▶ **REQUIREMENT**: Restate each entry below without changing a word.

▶ **DATA EXCERPTS**:
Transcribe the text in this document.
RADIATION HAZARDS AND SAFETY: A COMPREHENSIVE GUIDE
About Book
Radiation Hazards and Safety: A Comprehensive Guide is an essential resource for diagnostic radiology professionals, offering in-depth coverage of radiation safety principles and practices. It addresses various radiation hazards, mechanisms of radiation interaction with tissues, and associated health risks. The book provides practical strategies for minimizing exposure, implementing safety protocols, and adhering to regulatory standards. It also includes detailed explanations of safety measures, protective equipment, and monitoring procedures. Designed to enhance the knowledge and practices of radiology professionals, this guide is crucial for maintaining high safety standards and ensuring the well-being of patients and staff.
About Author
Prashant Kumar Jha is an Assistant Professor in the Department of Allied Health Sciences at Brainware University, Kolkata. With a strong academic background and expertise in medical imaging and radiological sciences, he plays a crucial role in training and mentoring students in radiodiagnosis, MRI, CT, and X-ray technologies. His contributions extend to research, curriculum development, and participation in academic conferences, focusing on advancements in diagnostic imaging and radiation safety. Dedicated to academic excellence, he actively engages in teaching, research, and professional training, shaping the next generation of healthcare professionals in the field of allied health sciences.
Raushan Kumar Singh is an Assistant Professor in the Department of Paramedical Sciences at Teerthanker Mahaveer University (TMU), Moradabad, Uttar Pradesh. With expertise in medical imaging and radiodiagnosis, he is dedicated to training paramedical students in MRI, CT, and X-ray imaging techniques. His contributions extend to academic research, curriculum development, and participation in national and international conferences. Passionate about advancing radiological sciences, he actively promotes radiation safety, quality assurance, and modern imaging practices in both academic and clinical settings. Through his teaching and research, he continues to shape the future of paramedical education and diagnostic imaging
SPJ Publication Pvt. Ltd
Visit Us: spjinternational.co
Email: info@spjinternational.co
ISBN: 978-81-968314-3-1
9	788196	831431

▶ **ANSWER SECTION**:
Transcribe the text in this document.
RADIATION HAZARDS AND SAFETY: A COMPREHENSIVE GUIDE
About Book
Radiation Hazards and Safety: A Comprehensive Guide is an essential resource for diagnostic radiology professionals, offering in-depth coverage of radiation safety principles and practices. It addresses various radiation hazards, mechanisms of radiation interaction with tissues, and associated health risks. The book provides practical strategies for minimizing exposure, implementing safety protocols, and adhering to regulatory standards. It also includes detailed explanations of safety measures, protective equipment, and monitoring procedures. Designed to enhance the knowledge and practices of radiology professionals, this guide is crucial for maintaining high safety standards and ensuring the well-being of patients and staff.
About Author
Prashant Kumar Jha is an Assistant Professor in the Department of Allied Health Sciences at Brainware University, Kolkata. With a strong academic background and expertise in medical imaging and radiological sciences, he plays a crucial role in training and mentoring students in radiodiagnosis, MRI, CT, and X-ray technologies. His contributions extend to research, curriculum development, and participation in academic conferences, focusing on advancements in diagnostic imaging and radiation safety. Dedicated to academic excellence, he actively engages in teaching, research, and professional training, shaping the next generation of healthcare professionals in the field of allied health sciences.
Raushan Kumar Singh is an Assistant Professor in the Department of Paramedical Sciences at Teerthanker Mahaveer University (TMU), Moradabad, Uttar Pradesh. With expertise in medical imaging and radiodiagnosis, he is dedicated to training paramedical students in MRI, CT, and X-ray imaging techniques. His contributions extend to academic research, curriculum development, and participation in national and international conferences. Passionate about advancing radiological sciences, he actively promotes radiation safety, quality assurance, and modern imaging practices in both academic and clinical settings. Through his teaching and research, he continues to shape the future of paramedical education and diagnostic imaging
SPJ Publication Pvt. Ltd
Visit Us: spjinternational.co
Email: info@spjinternational.co
ISBN: 978-81-968314-3-1
9	788196	831431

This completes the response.